Show all lines of the listing that hold the word "this".

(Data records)
---------------
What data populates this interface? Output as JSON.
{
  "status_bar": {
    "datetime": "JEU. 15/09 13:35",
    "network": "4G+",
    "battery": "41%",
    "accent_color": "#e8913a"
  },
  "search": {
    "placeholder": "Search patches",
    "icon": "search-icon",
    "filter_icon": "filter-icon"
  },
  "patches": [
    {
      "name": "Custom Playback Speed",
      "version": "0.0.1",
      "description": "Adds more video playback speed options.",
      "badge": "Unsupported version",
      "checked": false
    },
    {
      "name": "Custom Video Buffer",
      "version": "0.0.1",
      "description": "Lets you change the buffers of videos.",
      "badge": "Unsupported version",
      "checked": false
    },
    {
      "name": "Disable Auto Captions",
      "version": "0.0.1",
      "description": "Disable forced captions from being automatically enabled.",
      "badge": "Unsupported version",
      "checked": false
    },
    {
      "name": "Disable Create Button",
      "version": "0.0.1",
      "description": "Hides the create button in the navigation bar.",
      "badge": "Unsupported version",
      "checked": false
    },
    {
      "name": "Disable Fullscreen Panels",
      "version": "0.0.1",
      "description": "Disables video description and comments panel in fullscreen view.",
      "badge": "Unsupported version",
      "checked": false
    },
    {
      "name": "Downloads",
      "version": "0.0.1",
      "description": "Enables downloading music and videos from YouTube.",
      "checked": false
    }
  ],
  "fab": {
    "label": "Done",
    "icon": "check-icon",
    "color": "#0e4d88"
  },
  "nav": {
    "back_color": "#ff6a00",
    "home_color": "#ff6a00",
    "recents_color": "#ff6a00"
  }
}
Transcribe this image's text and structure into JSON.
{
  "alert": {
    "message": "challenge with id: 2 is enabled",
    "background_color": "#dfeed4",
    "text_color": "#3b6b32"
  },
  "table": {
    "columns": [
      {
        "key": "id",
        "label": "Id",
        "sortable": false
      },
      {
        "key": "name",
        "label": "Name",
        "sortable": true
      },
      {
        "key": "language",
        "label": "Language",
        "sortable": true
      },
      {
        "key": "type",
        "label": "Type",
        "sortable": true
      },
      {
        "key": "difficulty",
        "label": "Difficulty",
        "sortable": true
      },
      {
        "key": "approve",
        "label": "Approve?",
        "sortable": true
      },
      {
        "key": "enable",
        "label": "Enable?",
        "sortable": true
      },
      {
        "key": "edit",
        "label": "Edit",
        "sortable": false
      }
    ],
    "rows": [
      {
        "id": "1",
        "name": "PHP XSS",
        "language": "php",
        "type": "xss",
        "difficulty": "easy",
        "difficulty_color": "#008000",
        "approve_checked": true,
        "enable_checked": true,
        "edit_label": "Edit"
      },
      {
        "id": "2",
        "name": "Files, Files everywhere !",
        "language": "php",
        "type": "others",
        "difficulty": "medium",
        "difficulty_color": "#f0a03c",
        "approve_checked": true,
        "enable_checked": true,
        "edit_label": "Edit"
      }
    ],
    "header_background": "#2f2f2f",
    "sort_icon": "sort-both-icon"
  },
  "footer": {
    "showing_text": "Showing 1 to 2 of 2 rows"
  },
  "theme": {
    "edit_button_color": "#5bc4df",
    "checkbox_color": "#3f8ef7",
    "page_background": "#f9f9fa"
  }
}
---------------
FULL ANSWER:
What data populates this interface? Output as JSON.
Transcribe this image's text and structure into JSON.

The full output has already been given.